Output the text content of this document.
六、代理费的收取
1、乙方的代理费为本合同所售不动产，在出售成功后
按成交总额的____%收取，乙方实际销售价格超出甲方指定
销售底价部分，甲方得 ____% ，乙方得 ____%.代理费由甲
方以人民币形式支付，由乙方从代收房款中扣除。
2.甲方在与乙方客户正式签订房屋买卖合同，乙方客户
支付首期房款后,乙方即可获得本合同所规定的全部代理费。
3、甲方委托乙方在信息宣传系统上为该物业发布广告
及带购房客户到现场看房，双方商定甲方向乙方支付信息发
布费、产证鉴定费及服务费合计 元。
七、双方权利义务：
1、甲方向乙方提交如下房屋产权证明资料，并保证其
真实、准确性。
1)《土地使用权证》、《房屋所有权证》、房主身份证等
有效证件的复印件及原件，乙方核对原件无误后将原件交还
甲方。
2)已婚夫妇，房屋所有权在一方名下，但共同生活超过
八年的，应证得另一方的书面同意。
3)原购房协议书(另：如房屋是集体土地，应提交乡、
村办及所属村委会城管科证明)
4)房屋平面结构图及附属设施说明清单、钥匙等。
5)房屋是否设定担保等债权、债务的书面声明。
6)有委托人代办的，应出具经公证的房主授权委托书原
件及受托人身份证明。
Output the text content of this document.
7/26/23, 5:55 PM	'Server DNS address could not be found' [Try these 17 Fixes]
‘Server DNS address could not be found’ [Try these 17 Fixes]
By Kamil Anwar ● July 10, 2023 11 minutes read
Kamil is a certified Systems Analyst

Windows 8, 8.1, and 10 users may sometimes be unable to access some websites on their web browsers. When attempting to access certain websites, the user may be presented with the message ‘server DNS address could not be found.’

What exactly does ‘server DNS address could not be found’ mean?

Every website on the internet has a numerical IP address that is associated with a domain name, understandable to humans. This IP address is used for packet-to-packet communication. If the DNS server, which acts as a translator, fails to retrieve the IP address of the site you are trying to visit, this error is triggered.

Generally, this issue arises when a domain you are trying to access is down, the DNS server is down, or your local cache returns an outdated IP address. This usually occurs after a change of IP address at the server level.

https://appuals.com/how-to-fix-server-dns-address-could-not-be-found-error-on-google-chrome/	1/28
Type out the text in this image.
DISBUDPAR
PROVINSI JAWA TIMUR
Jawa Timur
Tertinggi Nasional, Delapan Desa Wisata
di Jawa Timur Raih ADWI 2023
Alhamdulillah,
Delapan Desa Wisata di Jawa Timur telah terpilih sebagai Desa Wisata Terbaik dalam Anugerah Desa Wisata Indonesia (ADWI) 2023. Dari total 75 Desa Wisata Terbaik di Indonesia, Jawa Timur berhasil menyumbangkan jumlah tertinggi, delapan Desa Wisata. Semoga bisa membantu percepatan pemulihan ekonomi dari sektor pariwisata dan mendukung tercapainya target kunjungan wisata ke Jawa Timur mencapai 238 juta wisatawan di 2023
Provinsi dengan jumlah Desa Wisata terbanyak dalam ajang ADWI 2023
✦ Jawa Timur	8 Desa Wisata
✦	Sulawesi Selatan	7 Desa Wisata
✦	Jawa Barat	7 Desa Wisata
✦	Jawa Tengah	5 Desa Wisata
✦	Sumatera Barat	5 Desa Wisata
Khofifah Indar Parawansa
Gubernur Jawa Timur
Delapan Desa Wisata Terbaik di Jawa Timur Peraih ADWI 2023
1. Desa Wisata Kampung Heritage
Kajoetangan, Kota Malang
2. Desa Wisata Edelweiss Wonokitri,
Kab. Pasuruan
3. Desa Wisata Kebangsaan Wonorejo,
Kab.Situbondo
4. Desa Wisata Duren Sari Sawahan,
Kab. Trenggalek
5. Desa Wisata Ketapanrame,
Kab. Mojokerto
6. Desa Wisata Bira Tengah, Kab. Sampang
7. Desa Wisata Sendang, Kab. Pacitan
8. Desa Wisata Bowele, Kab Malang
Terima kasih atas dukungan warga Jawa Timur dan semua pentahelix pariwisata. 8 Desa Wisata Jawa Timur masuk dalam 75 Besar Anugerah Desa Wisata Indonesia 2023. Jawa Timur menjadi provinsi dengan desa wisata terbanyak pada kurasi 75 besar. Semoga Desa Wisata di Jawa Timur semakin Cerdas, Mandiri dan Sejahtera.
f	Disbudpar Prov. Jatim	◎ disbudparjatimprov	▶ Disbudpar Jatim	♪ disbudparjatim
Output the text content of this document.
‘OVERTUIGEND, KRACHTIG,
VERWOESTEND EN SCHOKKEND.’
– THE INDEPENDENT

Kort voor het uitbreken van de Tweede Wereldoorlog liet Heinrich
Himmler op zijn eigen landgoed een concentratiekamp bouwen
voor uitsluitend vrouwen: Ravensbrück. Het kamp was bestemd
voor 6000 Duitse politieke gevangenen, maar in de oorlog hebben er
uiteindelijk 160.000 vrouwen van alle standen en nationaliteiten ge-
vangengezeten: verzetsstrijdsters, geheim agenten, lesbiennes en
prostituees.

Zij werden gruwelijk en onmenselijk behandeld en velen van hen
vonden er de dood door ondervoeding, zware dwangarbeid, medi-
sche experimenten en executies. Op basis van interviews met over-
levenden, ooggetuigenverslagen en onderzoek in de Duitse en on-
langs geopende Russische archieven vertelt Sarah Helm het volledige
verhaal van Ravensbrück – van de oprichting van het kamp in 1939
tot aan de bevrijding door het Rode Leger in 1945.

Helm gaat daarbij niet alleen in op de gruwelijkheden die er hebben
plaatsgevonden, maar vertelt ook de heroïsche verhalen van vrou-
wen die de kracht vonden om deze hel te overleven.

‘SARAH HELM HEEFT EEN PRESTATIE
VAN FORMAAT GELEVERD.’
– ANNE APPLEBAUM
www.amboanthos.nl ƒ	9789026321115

-- -- --

* What is expected *
Look over the material above and show each line where "access" appears.

* The solution *
Windows 8, 8.1, and 10 users may sometimes be unable to access some websites on their web browsers. When attempting to access certain websites, the user may be presented with the message ‘server DNS address could not be found.’
Generally, this issue arises when a domain you are trying to access is down, the DNS server is down, or your local cache returns an outdated IP address. This usually occurs after a change of IP address at the server level.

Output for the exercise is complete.